# [Problem statement]
Please transcribe the listing below in full and word for word, without its pictures.

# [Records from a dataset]
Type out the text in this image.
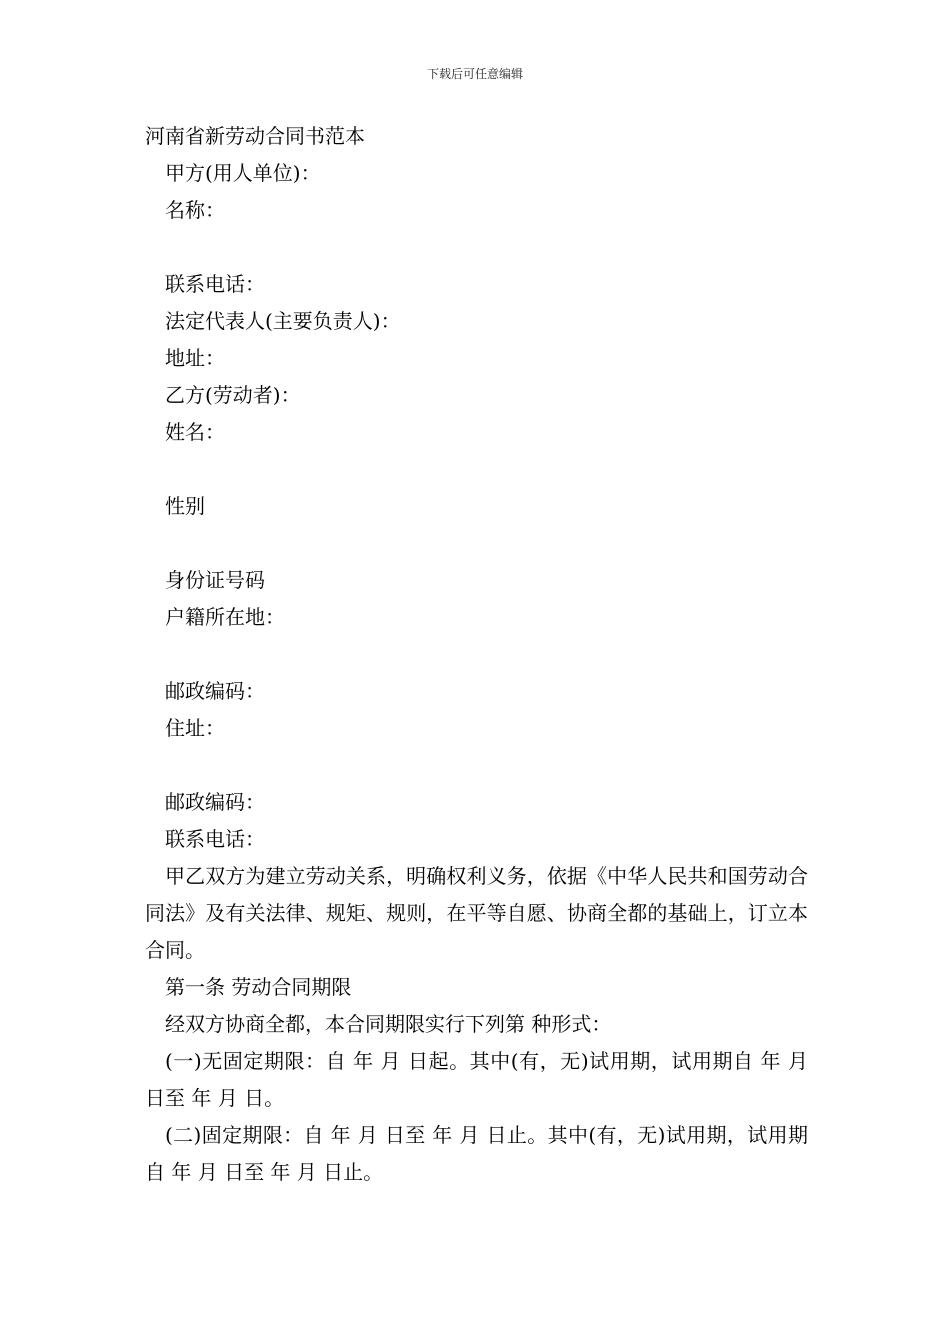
下载后可任意编辑
河南省新劳动合同书范本

甲方(用人单位)：

名称：

联系电话：

法定代表人(主要负责人)：

地址：

乙方(劳动者)：

姓名：

性别

身份证号码

户籍所在地：

邮政编码：

住址：

邮政编码：

联系电话：

甲乙双方为建立劳动关系，明确权利义务，依据《中华人民共和国劳动合同法》及有关法律、规矩、规则，在平等自愿、协商全都的基础上，订立本合同。

第一条 劳动合同期限

经双方协商全都，本合同期限实行下列第 种形式：

(一)无固定期限：自 年 月 日起。其中(有，无)试用期，试用期自 年 月 日至 年 月 日。

(二)固定期限：自 年 月 日至 年 月 日止。其中(有，无)试用期，试用期自 年 月 日至 年 月 日止。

# [Answer to the exercise]
Type out the text in this image.
下载后可任意编辑
河南省新劳动合同书范本

甲方(用人单位)：

名称：

联系电话：

法定代表人(主要负责人)：

地址：

乙方(劳动者)：

姓名：

性别

身份证号码

户籍所在地：

邮政编码：

住址：

邮政编码：

联系电话：

甲乙双方为建立劳动关系，明确权利义务，依据《中华人民共和国劳动合同法》及有关法律、规矩、规则，在平等自愿、协商全都的基础上，订立本合同。

第一条 劳动合同期限

经双方协商全都，本合同期限实行下列第 种形式：

(一)无固定期限：自 年 月 日起。其中(有，无)试用期，试用期自 年 月 日至 年 月 日。

(二)固定期限：自 年 月 日至 年 月 日止。其中(有，无)试用期，试用期自 年 月 日至 年 月 日止。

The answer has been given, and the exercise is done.